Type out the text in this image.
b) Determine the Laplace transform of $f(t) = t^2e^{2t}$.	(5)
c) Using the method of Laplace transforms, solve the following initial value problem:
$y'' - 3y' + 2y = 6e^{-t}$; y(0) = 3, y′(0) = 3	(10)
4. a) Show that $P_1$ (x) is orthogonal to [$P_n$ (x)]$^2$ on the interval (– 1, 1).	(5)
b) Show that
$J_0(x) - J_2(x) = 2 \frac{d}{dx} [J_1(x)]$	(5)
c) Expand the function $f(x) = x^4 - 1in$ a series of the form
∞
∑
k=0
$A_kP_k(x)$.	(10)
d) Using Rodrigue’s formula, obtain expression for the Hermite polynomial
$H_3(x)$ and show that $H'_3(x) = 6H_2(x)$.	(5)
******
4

......

**SET PROBLEM**
In the material above, how many lines hold the word "Laplace"? Say only the number.

**SOLUTION TO THE EXERCISE**
2